** Begin INFORMATION SHOWN **
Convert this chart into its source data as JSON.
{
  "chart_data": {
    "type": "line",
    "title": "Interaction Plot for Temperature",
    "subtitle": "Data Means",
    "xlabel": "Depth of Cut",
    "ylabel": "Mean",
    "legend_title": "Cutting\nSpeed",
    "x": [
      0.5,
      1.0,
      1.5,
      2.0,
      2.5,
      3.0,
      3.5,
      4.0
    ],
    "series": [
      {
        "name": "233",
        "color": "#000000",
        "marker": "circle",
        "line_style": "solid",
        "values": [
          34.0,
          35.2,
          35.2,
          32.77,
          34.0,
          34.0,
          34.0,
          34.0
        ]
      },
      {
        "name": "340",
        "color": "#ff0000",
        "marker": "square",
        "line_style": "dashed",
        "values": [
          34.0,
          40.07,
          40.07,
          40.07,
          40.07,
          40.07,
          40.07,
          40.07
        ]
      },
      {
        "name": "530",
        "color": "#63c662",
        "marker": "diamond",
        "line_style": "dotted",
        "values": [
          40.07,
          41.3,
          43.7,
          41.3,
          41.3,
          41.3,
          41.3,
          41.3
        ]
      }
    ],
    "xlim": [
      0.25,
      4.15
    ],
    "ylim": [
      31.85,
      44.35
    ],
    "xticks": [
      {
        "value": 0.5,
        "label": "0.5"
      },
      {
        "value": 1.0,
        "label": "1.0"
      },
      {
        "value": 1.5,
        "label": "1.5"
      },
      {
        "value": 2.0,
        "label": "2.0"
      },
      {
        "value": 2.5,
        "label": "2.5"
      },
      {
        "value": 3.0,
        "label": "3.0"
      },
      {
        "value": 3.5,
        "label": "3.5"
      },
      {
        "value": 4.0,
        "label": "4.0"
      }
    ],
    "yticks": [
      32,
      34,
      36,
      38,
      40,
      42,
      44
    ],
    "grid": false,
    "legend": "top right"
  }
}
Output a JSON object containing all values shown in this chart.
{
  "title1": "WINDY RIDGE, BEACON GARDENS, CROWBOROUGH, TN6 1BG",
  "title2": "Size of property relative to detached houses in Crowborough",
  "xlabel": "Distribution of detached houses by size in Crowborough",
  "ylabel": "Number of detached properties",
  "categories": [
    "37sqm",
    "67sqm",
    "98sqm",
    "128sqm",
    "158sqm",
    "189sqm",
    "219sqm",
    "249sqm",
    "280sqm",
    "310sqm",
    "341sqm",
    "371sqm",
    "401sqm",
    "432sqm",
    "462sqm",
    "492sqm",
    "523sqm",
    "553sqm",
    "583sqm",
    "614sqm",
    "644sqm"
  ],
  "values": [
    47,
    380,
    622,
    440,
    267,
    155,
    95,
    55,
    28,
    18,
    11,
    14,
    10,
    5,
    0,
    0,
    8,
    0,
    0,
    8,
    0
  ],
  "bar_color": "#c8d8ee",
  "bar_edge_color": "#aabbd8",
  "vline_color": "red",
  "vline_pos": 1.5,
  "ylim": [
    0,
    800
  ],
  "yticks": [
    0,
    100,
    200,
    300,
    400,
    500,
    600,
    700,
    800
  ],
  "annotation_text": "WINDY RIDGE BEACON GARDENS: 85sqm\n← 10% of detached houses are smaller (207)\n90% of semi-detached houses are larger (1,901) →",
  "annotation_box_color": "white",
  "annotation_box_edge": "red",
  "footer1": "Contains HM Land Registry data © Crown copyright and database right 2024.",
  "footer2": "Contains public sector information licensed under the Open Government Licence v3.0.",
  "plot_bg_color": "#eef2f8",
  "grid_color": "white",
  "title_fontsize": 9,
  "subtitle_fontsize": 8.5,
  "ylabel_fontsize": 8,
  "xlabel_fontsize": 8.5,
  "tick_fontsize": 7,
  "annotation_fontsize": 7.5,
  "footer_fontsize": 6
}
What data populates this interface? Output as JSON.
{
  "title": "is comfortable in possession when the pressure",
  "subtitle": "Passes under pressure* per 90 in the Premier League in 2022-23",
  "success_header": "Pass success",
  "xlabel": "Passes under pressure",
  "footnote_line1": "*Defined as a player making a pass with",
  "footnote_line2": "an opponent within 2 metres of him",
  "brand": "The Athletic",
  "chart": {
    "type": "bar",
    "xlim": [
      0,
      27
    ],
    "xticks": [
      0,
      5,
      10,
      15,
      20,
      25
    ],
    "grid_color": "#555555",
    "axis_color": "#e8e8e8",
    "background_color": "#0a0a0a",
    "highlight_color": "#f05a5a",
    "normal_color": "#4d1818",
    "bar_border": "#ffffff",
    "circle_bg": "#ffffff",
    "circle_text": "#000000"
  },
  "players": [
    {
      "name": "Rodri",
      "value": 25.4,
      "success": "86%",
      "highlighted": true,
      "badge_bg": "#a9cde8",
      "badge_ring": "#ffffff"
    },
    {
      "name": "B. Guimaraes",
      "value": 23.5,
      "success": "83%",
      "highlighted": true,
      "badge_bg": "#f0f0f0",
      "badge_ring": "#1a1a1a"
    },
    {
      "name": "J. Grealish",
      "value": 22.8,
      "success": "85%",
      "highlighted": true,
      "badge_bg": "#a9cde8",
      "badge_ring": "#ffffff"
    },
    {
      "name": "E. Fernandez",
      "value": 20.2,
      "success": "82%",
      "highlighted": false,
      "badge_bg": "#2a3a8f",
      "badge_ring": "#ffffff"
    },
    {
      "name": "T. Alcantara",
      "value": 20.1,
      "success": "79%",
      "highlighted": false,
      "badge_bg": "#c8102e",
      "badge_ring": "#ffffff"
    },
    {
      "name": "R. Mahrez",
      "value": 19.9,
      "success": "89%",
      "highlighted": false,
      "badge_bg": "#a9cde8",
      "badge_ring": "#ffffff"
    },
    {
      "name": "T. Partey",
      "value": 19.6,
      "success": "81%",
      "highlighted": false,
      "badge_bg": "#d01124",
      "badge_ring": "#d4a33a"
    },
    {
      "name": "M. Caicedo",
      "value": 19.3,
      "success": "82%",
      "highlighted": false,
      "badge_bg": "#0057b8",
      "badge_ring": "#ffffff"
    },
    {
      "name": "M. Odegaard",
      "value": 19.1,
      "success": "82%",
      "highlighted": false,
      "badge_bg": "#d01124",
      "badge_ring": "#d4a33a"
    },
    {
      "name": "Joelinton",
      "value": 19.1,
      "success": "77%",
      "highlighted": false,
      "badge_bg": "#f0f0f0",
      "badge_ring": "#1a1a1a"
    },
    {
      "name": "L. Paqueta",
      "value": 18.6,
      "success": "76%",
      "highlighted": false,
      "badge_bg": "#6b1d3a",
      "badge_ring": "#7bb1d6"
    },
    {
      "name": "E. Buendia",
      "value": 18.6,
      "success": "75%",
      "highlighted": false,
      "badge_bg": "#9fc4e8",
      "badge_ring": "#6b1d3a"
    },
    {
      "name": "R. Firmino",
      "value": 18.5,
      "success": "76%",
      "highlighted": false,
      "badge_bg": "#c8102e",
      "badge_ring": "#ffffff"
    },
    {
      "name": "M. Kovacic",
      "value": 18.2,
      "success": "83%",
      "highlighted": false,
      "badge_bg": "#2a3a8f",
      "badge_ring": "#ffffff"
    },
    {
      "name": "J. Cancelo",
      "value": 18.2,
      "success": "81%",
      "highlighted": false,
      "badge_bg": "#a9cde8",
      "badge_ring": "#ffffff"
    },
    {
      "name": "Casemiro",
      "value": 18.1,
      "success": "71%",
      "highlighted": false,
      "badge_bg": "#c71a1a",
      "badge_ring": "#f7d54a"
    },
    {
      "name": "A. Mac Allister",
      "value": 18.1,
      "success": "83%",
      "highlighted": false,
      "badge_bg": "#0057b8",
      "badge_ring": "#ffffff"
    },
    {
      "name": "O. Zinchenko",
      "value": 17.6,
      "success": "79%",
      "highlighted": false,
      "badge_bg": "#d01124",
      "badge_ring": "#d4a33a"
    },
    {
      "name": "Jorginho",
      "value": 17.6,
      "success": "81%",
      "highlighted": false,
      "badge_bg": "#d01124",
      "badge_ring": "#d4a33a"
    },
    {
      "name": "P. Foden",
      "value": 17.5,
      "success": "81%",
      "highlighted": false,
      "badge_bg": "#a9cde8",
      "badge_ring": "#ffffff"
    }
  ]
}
** End INFORMATION SHOWN **
§ **EXERCISE DESCRIPTION**: In the entries above, locate every line with the word "right" and copy it.

§ **RESULT OF THE EXERCISE**:
    "legend": "top right"
  "footer1": "Contains HM Land Registry data © Crown copyright and database right 2024.",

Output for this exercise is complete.